-- START OF Material provided --
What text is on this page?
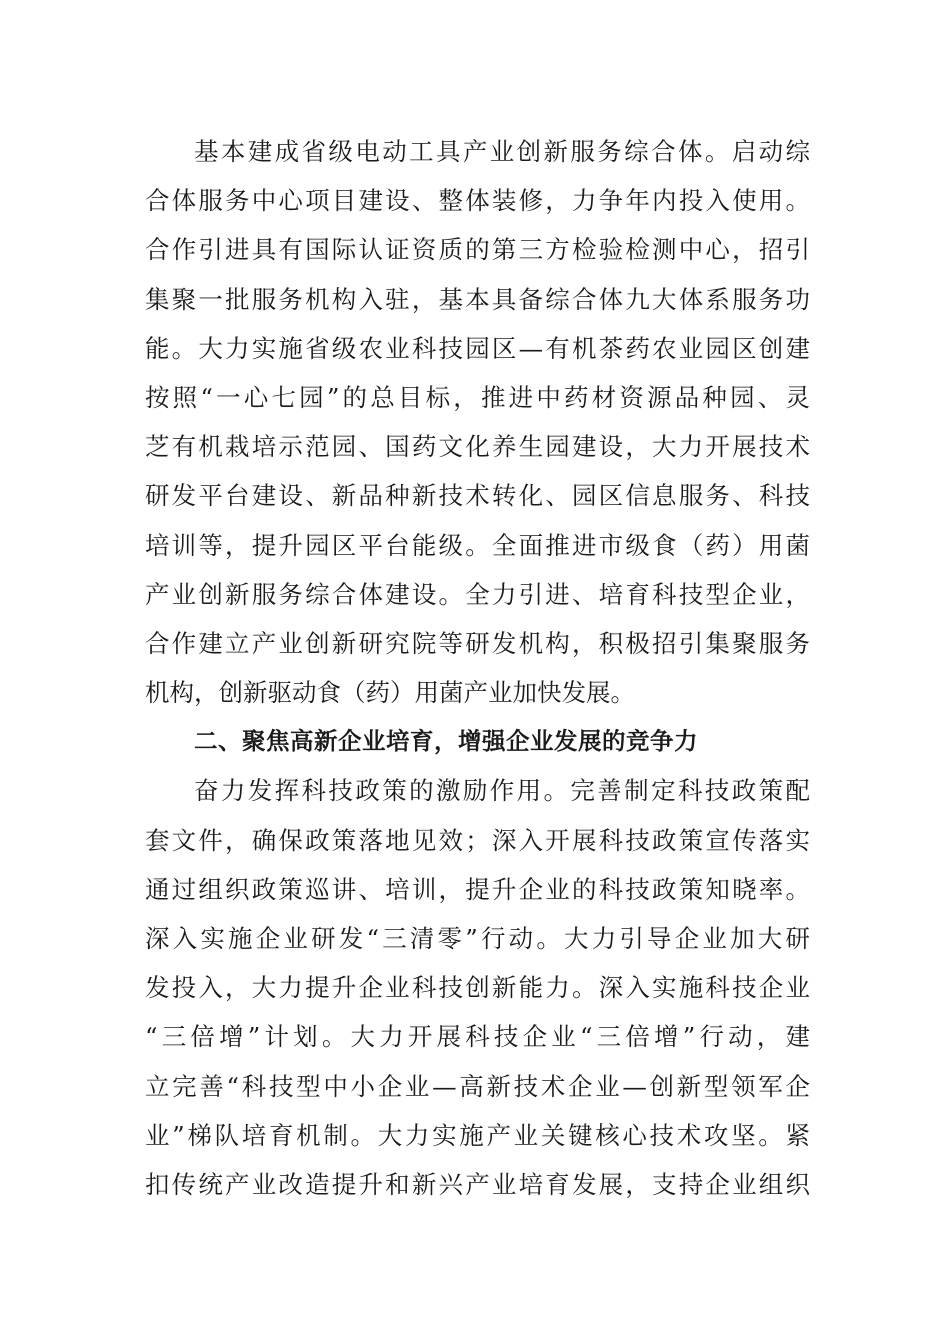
基本建成省级电动工具产业创新服务综合体。启动综
合体服务中心项目建设、整体装修，力争年内投入使用。
合作引进具有国际认证资质的第三方检验检测中心，招引
集聚一批服务机构入驻，基本具备综合体九大体系服务功
能。大力实施省级农业科技园区—有机茶药农业园区创建
按照“一心七园”的总目标，推进中药材资源品种园、灵
芝有机栽培示范园、国药文化养生园建设，大力开展技术
研发平台建设、新品种新技术转化、园区信息服务、科技
培训等，提升园区平台能级。全面推进市级食（药）用菌
产业创新服务综合体建设。全力引进、培育科技型企业，
合作建立产业创新研究院等研发机构，积极招引集聚服务
机构，创新驱动食（药）用菌产业加快发展。
二、聚焦高新企业培育，增强企业发展的竞争力
奋力发挥科技政策的激励作用。完善制定科技政策配
套文件，确保政策落地见效；深入开展科技政策宣传落实
通过组织政策巡讲、培训，提升企业的科技政策知晓率。
深入实施企业研发“三清零”行动。大力引导企业加大研
发投入，大力提升企业科技创新能力。深入实施科技企业
“三倍增”计划。大力开展科技企业“三倍增”行动，建
立完善“科技型中小企业—高新技术企业—创新型领军企
业”梯队培育机制。大力实施产业关键核心技术攻坚。紧
扣传统产业改造提升和新兴产业培育发展，支持企业组织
-- END OF Material provided --
_Do this_.
Leave out the pictures and give the listing above again exactly.

_Complete answer_.
What text is on this page?
基本建成省级电动工具产业创新服务综合体。启动综
合体服务中心项目建设、整体装修，力争年内投入使用。
合作引进具有国际认证资质的第三方检验检测中心，招引
集聚一批服务机构入驻，基本具备综合体九大体系服务功
能。大力实施省级农业科技园区—有机茶药农业园区创建
按照“一心七园”的总目标，推进中药材资源品种园、灵
芝有机栽培示范园、国药文化养生园建设，大力开展技术
研发平台建设、新品种新技术转化、园区信息服务、科技
培训等，提升园区平台能级。全面推进市级食（药）用菌
产业创新服务综合体建设。全力引进、培育科技型企业，
合作建立产业创新研究院等研发机构，积极招引集聚服务
机构，创新驱动食（药）用菌产业加快发展。
二、聚焦高新企业培育，增强企业发展的竞争力
奋力发挥科技政策的激励作用。完善制定科技政策配
套文件，确保政策落地见效；深入开展科技政策宣传落实
通过组织政策巡讲、培训，提升企业的科技政策知晓率。
深入实施企业研发“三清零”行动。大力引导企业加大研
发投入，大力提升企业科技创新能力。深入实施科技企业
“三倍增”计划。大力开展科技企业“三倍增”行动，建
立完善“科技型中小企业—高新技术企业—创新型领军企
业”梯队培育机制。大力实施产业关键核心技术攻坚。紧
扣传统产业改造提升和新兴产业培育发展，支持企业组织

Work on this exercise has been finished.